***** DATA EXCERPTS
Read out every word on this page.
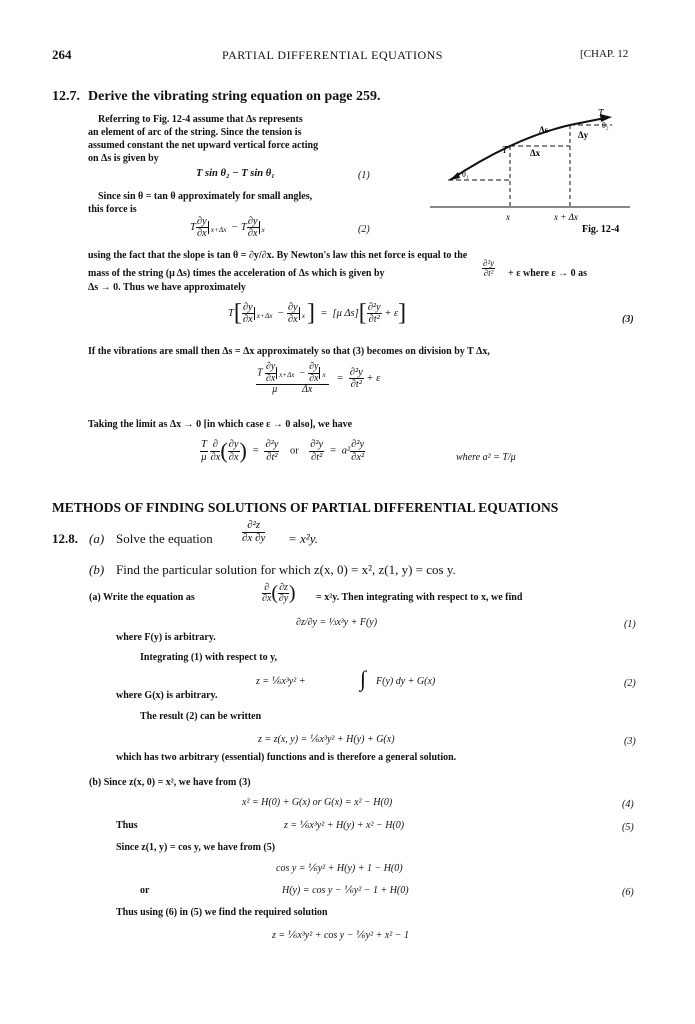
264	PARTIAL DIFFERENTIAL EQUATIONS	[CHAP. 12
12.7. Derive the vibrating string equation on page 259.
Referring to Fig. 12-4 assume that Δs represents
an element of arc of the string. Since the tension is
assumed constant the net upward vertical force acting
on Δs is given by
T sin θ₂ − T sin θ₁	(1)
Since sin θ = tan θ approximately for small angles,
this force is
T $\frac{\partial y}{\partial x} _{x+\Delta x} - T \frac{\partial y}{\partial x} _x$	(2)
T
T
Δs
Δx
Δy
θ₁
θ₂
x	x + Δx
Fig. 12-4
using the fact that the slope is tan θ = ∂y/∂x. By Newton's law this net force is equal to the
mass of the string (μ Δs) times the acceleration of Δs which is given by	$\frac{\text{∂²y}}{\text{∂t²}} + \varepsilon$ where ε → 0 as
Δs → 0. Thus we have approximately
$T[ \frac{\partial y}{\partial x} _{x+\Delta x} - \frac{\partial y}{\partial x} _x] = [\mu$ $\Delta s][ \frac{\text{∂²y}}{\text{∂t²}} + \varepsilon]$	(3)
If the vibrations are small then Δs = Δx approximately so that (3) becomes on division by T Δx,
$\frac{T \frac{\partial y}{\partial x} _{x+\Delta x} - \frac{\partial y}{\partial x} _x}{\text{μ          Δx}} = \frac{\text{∂²y}}{\text{∂t²}} + \varepsilon$
Taking the limit as Δx → 0 [in which case ε → 0 also], we have
$\frac{T}{\mu}$
$\frac{\partial}{\partial x}$ ( $\frac{\partial y}{\partial x}$ )  = $\frac{\text{∂²y}}{\text{∂t²}}$ or $\frac{\text{∂²y}}{\text{∂t²}} = a^2 \frac{\text{∂²y}}{\text{∂x²}}$	where a² = T/μ
METHODS OF FINDING SOLUTIONS OF PARTIAL DIFFERENTIAL EQUATIONS
12.8. (a) Solve the equation	$\frac{\text{∂²z}}{\partial x \partial y} = x^2y$.
(b) Find the particular solution for which z(x, 0) = x², z(1, y) = cos y.
(a) Write the equation as	$\frac{\partial}{\partial x}$ ( $\frac{\partial z}{\partial y}$ ) = x²y. Then integrating with respect to x, we find
∂z/∂y = ⅓x³y + F(y)	(1)
where F(y) is arbitrary.
Integrating (1) with respect to y,
z = ⅙x³y² + ∫ F(y) dy + G(x)	(2)
where G(x) is arbitrary.
The result (2) can be written
z = z(x, y) = ⅙x³y² + H(y) + G(x)	(3)
which has two arbitrary (essential) functions and is therefore a general solution.
(b) Since z(x, 0) = x², we have from (3)
x² = H(0) + G(x) or G(x) = x² − H(0)	(4)
Thus	z = ⅙x³y² + H(y) + x² − H(0)	(5)
Since z(1, y) = cos y, we have from (5)
cos y = ⅙y² + H(y) + 1 − H(0)
or	H(y) = cos y − ⅙y² − 1 + H(0)	(6)
Thus using (6) in (5) we find the required solution
z = ⅙x³y² + cos y − ⅙y² + x² − 1
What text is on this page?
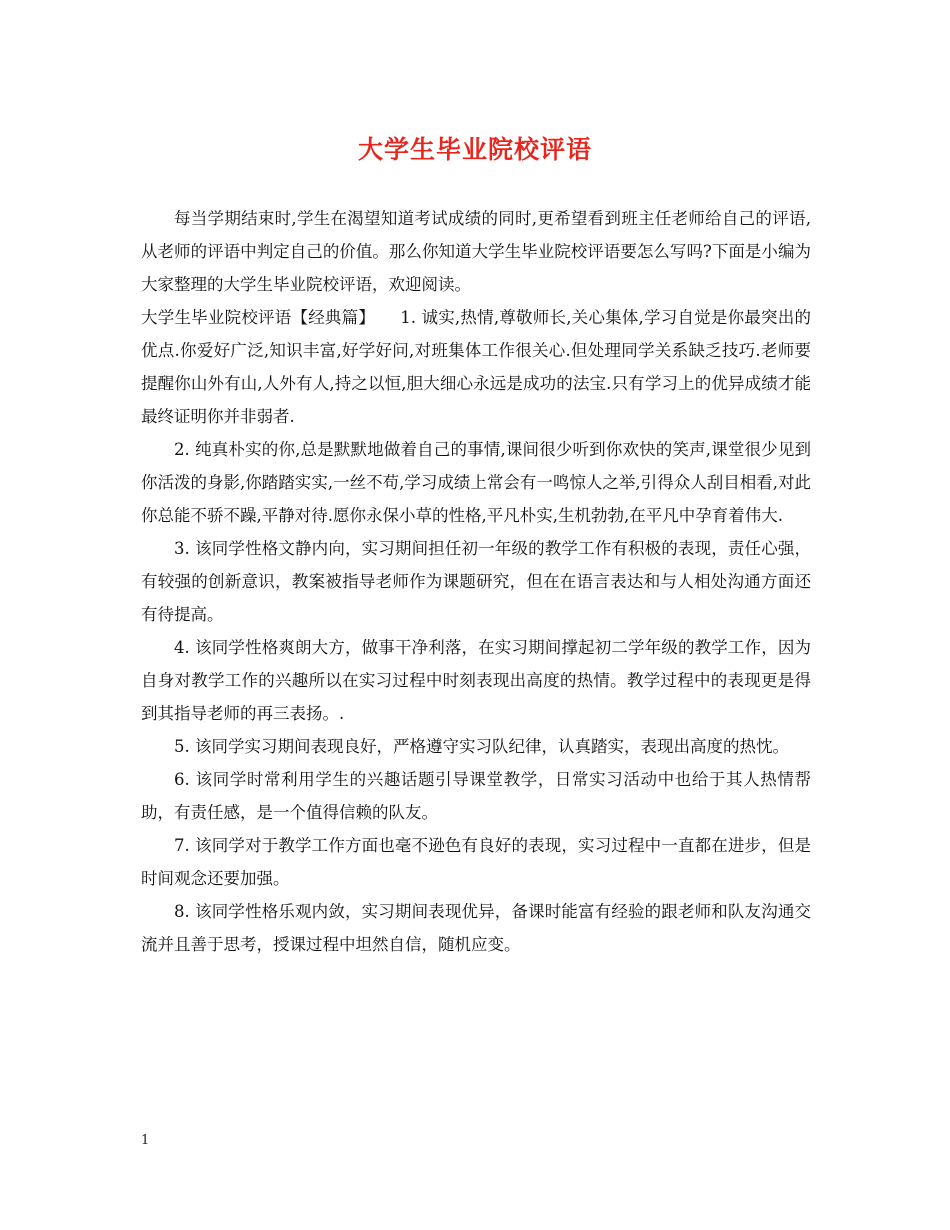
大学生毕业院校评语

每当学期结束时,学生在渴望知道考试成绩的同时,更希望看到班主任老师给自己的评语,从老师的评语中判定自己的价值。那么你知道大学生毕业院校评语要怎么写吗?下面是小编为大家整理的大学生毕业院校评语，欢迎阅读。

大学生毕业院校评语【经典篇】　　1. 诚实,热情,尊敬师长,关心集体,学习自觉是你最突出的优点.你爱好广泛,知识丰富,好学好问,对班集体工作很关心.但处理同学关系缺乏技巧.老师要提醒你山外有山,人外有人,持之以恒,胆大细心永远是成功的法宝.只有学习上的优异成绩才能最终证明你并非弱者.

2. 纯真朴实的你,总是默默地做着自己的事情,课间很少听到你欢快的笑声,课堂很少见到你活泼的身影,你踏踏实实,一丝不苟,学习成绩上常会有一鸣惊人之举,引得众人刮目相看,对此你总能不骄不躁,平静对待.愿你永保小草的性格,平凡朴实,生机勃勃,在平凡中孕育着伟大.

3. 该同学性格文静内向，实习期间担任初一年级的教学工作有积极的表现，责任心强，有较强的创新意识，教案被指导老师作为课题研究，但在在语言表达和与人相处沟通方面还有待提高。

4. 该同学性格爽朗大方，做事干净利落，在实习期间撑起初二学年级的教学工作，因为自身对教学工作的兴趣所以在实习过程中时刻表现出高度的热情。教学过程中的表现更是得到其指导老师的再三表扬。.

5. 该同学实习期间表现良好，严格遵守实习队纪律，认真踏实，表现出高度的热忱。

6. 该同学时常利用学生的兴趣话题引导课堂教学，日常实习活动中也给于其人热情帮助，有责任感，是一个值得信赖的队友。

7. 该同学对于教学工作方面也毫不逊色有良好的表现，实习过程中一直都在进步，但是时间观念还要加强。

8. 该同学性格乐观内敛，实习期间表现优异，备课时能富有经验的跟老师和队友沟通交流并且善于思考，授课过程中坦然自信，随机应变。

1
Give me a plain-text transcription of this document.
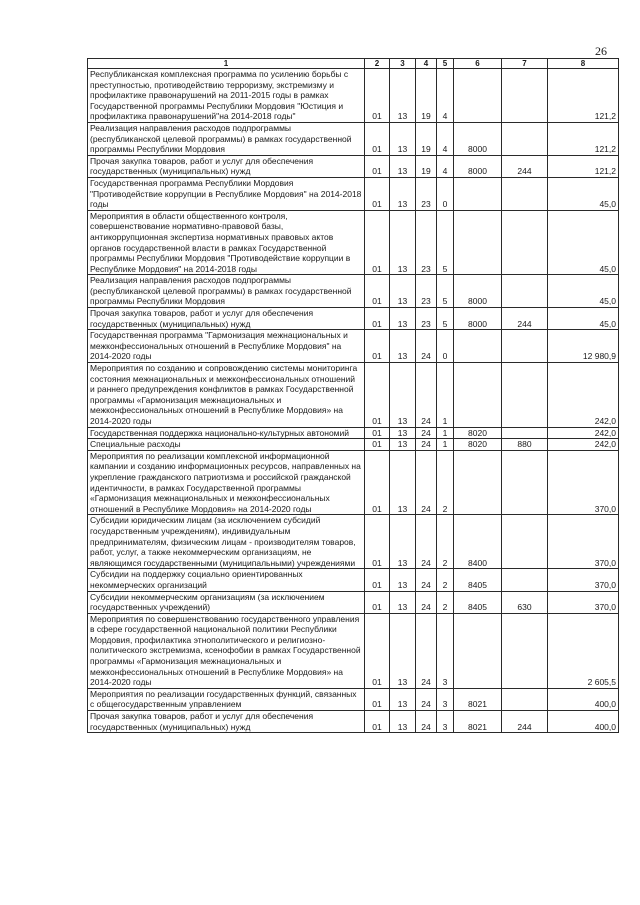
26
1	2	3	4	5	6	7	8
Республиканская комплексная программа по усилению борьбы с преступностью, противодействию терроризму, экстремизму и профилактике правонарушений на 2011-2015 годы в рамках Государственной программы Республики Мордовия "Юстиция и профилактика правонарушений"на 2014-2018 годы"	01	13	19	4			121,2
Реализация направления расходов подпрограммы (республиканской целевой программы) в рамках государственной программы Республики Мордовия	01	13	19	4	8000		121,2
Прочая закупка товаров, работ и услуг для обеспечения государственных (муниципальных) нужд	01	13	19	4	8000	244	121,2
Государственная программа Республики Мордовия "Противодействие коррупции в Республике Мордовия" на 2014-2018 годы	01	13	23	0			45,0
Мероприятия в области общественного контроля, совершенствование нормативно-правовой базы, антикоррупционная экспертиза нормативных правовых актов органов государственной власти в рамках Государственной программы Республики Мордовия "Противодействие коррупции в Республике Мордовия" на 2014-2018 годы	01	13	23	5			45,0
Реализация направления расходов подпрограммы (республиканской целевой программы) в рамках государственной программы Республики Мордовия	01	13	23	5	8000		45,0
Прочая закупка товаров, работ и услуг для обеспечения государственных (муниципальных) нужд	01	13	23	5	8000	244	45,0
Государственная программа "Гармонизация межнациональных и межконфессиональных отношений в Республике Мордовия" на 2014-2020 годы	01	13	24	0			12 980,9
Мероприятия по созданию и сопровождению системы мониторинга состояния межнациональных и межконфессиональных отношений и раннего предупреждения конфликтов в рамках Государственной программы «Гармонизация межнациональных и межконфессиональных отношений в Республике Мордовия» на 2014-2020 годы	01	13	24	1			242,0
Государственная поддержка национально-культурных автономий	01	13	24	1	8020		242,0
Специальные расходы	01	13	24	1	8020	880	242,0
Мероприятия по реализации комплексной информационной кампании и созданию информационных ресурсов, направленных на укрепление гражданского патриотизма и российской гражданской идентичности, в рамках Государственной программы «Гармонизация межнациональных и межконфессиональных отношений в Республике Мордовия» на 2014-2020 годы	01	13	24	2			370,0
Субсидии юридическим лицам (за исключением субсидий государственным учреждениям), индивидуальным предпринимателям, физическим лицам - производителям товаров, работ, услуг, а также некоммерческим организациям, не являющимся государственными (муниципальными) учреждениями	01	13	24	2	8400		370,0
Субсидии на поддержку социально ориентированных некоммерческих организаций	01	13	24	2	8405		370,0
Субсидии некоммерческим организациям (за исключением государственных учреждений)	01	13	24	2	8405	630	370,0
Мероприятия по совершенствованию государственного управления в сфере государственной национальной политики Республики Мордовия, профилактика этнополитического и религиозно-политического экстремизма, ксенофобии в рамках Государственной программы «Гармонизация межнациональных и межконфессиональных отношений в Республике Мордовия» на 2014-2020 годы	01	13	24	3			2 605,5
Мероприятия по реализации государственных функций, связанных с общегосударственным управлением	01	13	24	3	8021		400,0
Прочая закупка товаров, работ и услуг для обеспечения государственных (муниципальных) нужд	01	13	24	3	8021	244	400,0
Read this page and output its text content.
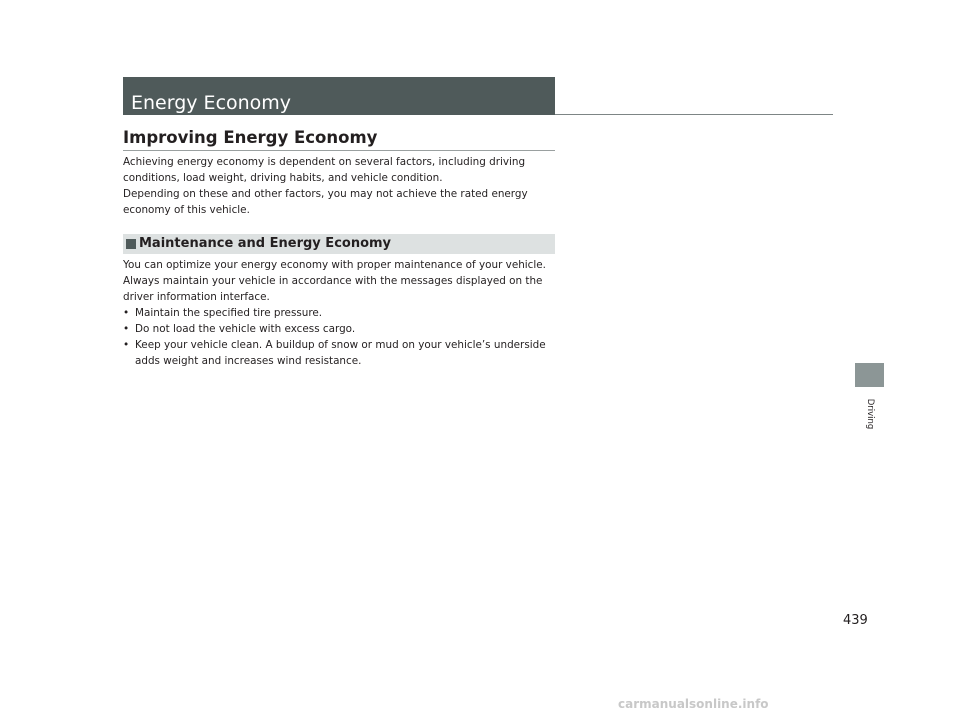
Energy Economy
Improving Energy Economy

Achieving energy economy is dependent on several factors, including driving
conditions, load weight, driving habits, and vehicle condition.
Depending on these and other factors, you may not achieve the rated energy
economy of this vehicle.

Maintenance and Energy Economy

You can optimize your energy economy with proper maintenance of your vehicle.
Always maintain your vehicle in accordance with the messages displayed on the
driver information interface.

• Maintain the specified tire pressure.
• Do not load the vehicle with excess cargo.
• Keep your vehicle clean. A buildup of snow or mud on your vehicle’s underside
adds weight and increases wind resistance.
Driving
439
carmanualsonline.info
**********
**EXERCISE**
Give the number of lines in the data that contain "республиканской", with no other words.

**ANSWER TO THIS PROBLEM**
2